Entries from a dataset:
>> start
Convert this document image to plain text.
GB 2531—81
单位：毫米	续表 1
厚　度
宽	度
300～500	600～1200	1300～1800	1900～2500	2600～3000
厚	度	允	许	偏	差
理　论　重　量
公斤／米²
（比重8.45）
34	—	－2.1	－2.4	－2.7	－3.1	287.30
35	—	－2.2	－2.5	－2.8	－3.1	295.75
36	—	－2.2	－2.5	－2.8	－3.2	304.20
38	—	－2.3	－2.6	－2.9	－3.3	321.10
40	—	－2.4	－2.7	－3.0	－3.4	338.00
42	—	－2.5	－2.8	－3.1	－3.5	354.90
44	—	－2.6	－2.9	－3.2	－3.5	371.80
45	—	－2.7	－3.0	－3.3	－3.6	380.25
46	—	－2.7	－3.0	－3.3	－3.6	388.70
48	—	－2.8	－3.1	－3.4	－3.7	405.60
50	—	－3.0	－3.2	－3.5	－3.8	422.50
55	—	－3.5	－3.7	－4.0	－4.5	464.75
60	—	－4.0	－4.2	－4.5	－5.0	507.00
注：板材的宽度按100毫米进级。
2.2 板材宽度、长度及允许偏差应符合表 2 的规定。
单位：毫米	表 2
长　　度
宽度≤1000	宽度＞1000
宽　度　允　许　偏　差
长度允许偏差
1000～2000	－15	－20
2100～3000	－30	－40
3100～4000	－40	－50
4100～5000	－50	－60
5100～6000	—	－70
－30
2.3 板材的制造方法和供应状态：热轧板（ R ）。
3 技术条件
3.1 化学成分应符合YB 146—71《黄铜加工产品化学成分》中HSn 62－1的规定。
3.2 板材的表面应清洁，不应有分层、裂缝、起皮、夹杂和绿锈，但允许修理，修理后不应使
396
>> end
* **STATED PROBLEM**
Emit the records above again, exactly, with no line skipped.

* **FINAL RESULT**
Convert this document image to plain text.
GB 2531—81
单位：毫米	续表 1
厚　度
宽	度
300～500	600～1200	1300～1800	1900～2500	2600～3000
厚	度	允	许	偏	差
理　论　重　量
公斤／米²
（比重8.45）
34	—	－2.1	－2.4	－2.7	－3.1	287.30
35	—	－2.2	－2.5	－2.8	－3.1	295.75
36	—	－2.2	－2.5	－2.8	－3.2	304.20
38	—	－2.3	－2.6	－2.9	－3.3	321.10
40	—	－2.4	－2.7	－3.0	－3.4	338.00
42	—	－2.5	－2.8	－3.1	－3.5	354.90
44	—	－2.6	－2.9	－3.2	－3.5	371.80
45	—	－2.7	－3.0	－3.3	－3.6	380.25
46	—	－2.7	－3.0	－3.3	－3.6	388.70
48	—	－2.8	－3.1	－3.4	－3.7	405.60
50	—	－3.0	－3.2	－3.5	－3.8	422.50
55	—	－3.5	－3.7	－4.0	－4.5	464.75
60	—	－4.0	－4.2	－4.5	－5.0	507.00
注：板材的宽度按100毫米进级。
2.2 板材宽度、长度及允许偏差应符合表 2 的规定。
单位：毫米	表 2
长　　度
宽度≤1000	宽度＞1000
宽　度　允　许　偏　差
长度允许偏差
1000～2000	－15	－20
2100～3000	－30	－40
3100～4000	－40	－50
4100～5000	－50	－60
5100～6000	—	－70
－30
2.3 板材的制造方法和供应状态：热轧板（ R ）。
3 技术条件
3.1 化学成分应符合YB 146—71《黄铜加工产品化学成分》中HSn 62－1的规定。
3.2 板材的表面应清洁，不应有分层、裂缝、起皮、夹杂和绿锈，但允许修理，修理后不应使
396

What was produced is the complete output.